Task to carry out – Report back each line of the records that contains the string "title".

Extracted information –
________________________________________

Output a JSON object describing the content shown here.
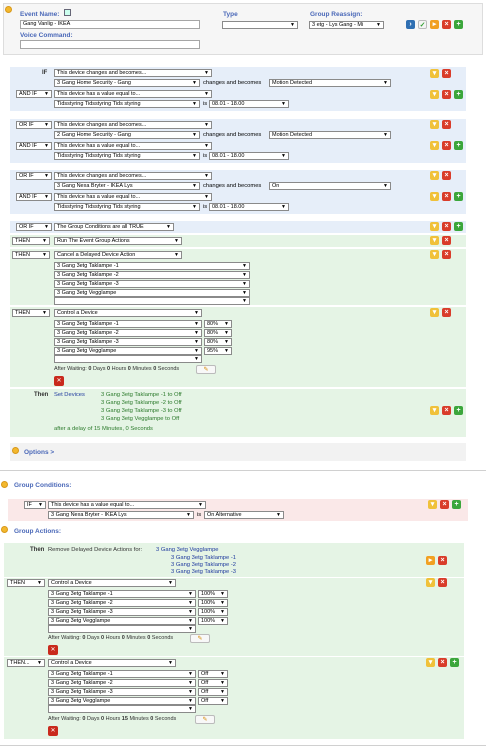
{
  "event": {
    "name_label": "Event Name:",
    "name_value": "Gang Vanlig - IKEA",
    "voice_label": "Voice Command:",
    "voice_value": "",
    "type_label": "Type",
    "type_value": "",
    "reassign_label": "Group Reassign:",
    "reassign_value": "3 etg - Lys Gang - Mi"
  },
  "conditions": {
    "b1": {
      "if_kw": "IF",
      "c1": "This device changes and becomes...",
      "c1_dev": "3 Gang Home Security - Gang",
      "c1_mid": "changes and becomes",
      "c1_state": "Motion Detected",
      "and_kw": "AND IF",
      "c2": "This device has a value equal to...",
      "c2_dev": "Tidsstyring Tidsstyring Tids styring",
      "is": "is",
      "c2_val": "08.01 - 18.00"
    },
    "b2": {
      "or_kw": "OR IF",
      "c1": "This device changes and becomes...",
      "c1_dev": "2 Gang Home Security - Gang",
      "c1_mid": "changes and becomes",
      "c1_state": "Motion Detected",
      "and_kw": "AND IF",
      "c2": "This device has a value equal to...",
      "c2_dev": "Tidsstyring Tidsstyring Tids styring",
      "is": "is",
      "c2_val": "08.01 - 18.00"
    },
    "b3": {
      "or_kw": "OR IF",
      "c1": "This device changes and becomes...",
      "c1_dev": "3 Gang Nexa Bryter - IKEA Lys",
      "c1_mid": "changes and becomes",
      "c1_state": "On",
      "and_kw": "AND IF",
      "c2": "This device has a value equal to...",
      "c2_dev": "Tidsstyring Tidsstyring Tids styring",
      "is": "is",
      "c2_val": "08.01 - 18.00"
    },
    "b4": {
      "or_kw": "OR IF",
      "c1": "The Group Conditions are all TRUE"
    }
  },
  "actions": {
    "a1": {
      "kw": "THEN",
      "value": "Run The Event Group Actions"
    },
    "a2": {
      "kw": "THEN",
      "value": "Cancel a Delayed Device Action",
      "devices": [
        "3 Gang 3etg Taklampe -1",
        "3 Gang 3etg Taklampe -2",
        "3 Gang 3etg Taklampe -3",
        "3 Gang 3etg Vegglampe",
        ""
      ]
    },
    "a3": {
      "kw": "THEN",
      "value": "Control a Device",
      "devices": [
        "3 Gang 3etg Taklampe -1",
        "3 Gang 3etg Taklampe -2",
        "3 Gang 3etg Taklampe -3",
        "3 Gang 3etg Vegglampe",
        ""
      ],
      "levels": [
        "80%",
        "80%",
        "80%",
        "95%"
      ],
      "wait_prefix": "After Waiting:",
      "days": "0",
      "days_label": "Days",
      "hours": "0",
      "hours_label": "Hours",
      "minutes": "0",
      "minutes_label": "Minutes",
      "seconds": "0",
      "seconds_label": "Seconds"
    },
    "summary": {
      "then": "Then",
      "set": "Set Devices",
      "lines": [
        "3 Gang 3etg Taklampe -1 to Off",
        "3 Gang 3etg Taklampe -2 to Off",
        "3 Gang 3etg Taklampe -3 to Off",
        "3 Gang 3etg Vegglampe to Off"
      ],
      "delay": "after a delay of 15 Minutes, 0 Seconds"
    }
  },
  "options_label": "Options >",
  "group_conditions": {
    "title": "Group Conditions:",
    "kw": "IF",
    "c1": "This device has a value equal to...",
    "dev": "3 Gang Nexa Bryter - IKEA Lys",
    "is": "is",
    "val": "On Alternative"
  },
  "group_actions": {
    "title": "Group Actions:",
    "then": "Then",
    "remove_text": "Remove Delayed Device Actions for:",
    "remove_list": [
      "3 Gang 3etg Vegglampe",
      "3 Gang 3etg Taklampe -1",
      "3 Gang 3etg Taklampe -2",
      "3 Gang 3etg Taklampe -3"
    ],
    "g1": {
      "kw": "THEN",
      "value": "Control a Device",
      "devices": [
        "3 Gang 3etg Taklampe -1",
        "3 Gang 3etg Taklampe -2",
        "3 Gang 3etg Taklampe -3",
        "3 Gang 3etg Vegglampe",
        ""
      ],
      "levels": [
        "100%",
        "100%",
        "100%",
        "100%"
      ],
      "wait_prefix": "After Waiting:",
      "days": "0",
      "days_label": "Days",
      "hours": "0",
      "hours_label": "Hours",
      "minutes": "0",
      "minutes_label": "Minutes",
      "seconds": "0",
      "seconds_label": "Seconds"
    },
    "g2": {
      "kw": "THEN...",
      "value": "Control a Device",
      "devices": [
        "3 Gang 3etg Taklampe -1",
        "3 Gang 3etg Taklampe -2",
        "3 Gang 3etg Taklampe -3",
        "3 Gang 3etg Vegglampe",
        ""
      ],
      "levels": [
        "Off",
        "Off",
        "Off",
        "Off"
      ],
      "wait_prefix": "After Waiting:",
      "days": "0",
      "days_label": "Days",
      "hours": "0",
      "hours_label": "Hours",
      "minutes": "15",
      "minutes_label": "Minutes",
      "seconds": "0",
      "seconds_label": "Seconds"
    }
  },
  "icons": {
    "dropdown": "chevron-down-icon",
    "up": "arrow-up-icon",
    "delete": "x-icon",
    "add": "plus-icon",
    "play": "play-icon",
    "go": "go-icon",
    "check": "check-icon",
    "edit": "pencil-icon",
    "calendar": "calendar-icon",
    "expand": "expand-circle-icon"
  },
  "colors": {
    "label_blue": "#4a68b8",
    "blue_band": "#e6eef9",
    "green_band": "#e5f4e5",
    "pink_band": "#fae8e8",
    "add_green": "#3ba63b",
    "delete_red": "#d93c2a",
    "move_yellow": "#f0c13a"
  }
}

________________________________________

Answer to this problem –
    "title": "Group Conditions:",
    "title": "Group Actions:",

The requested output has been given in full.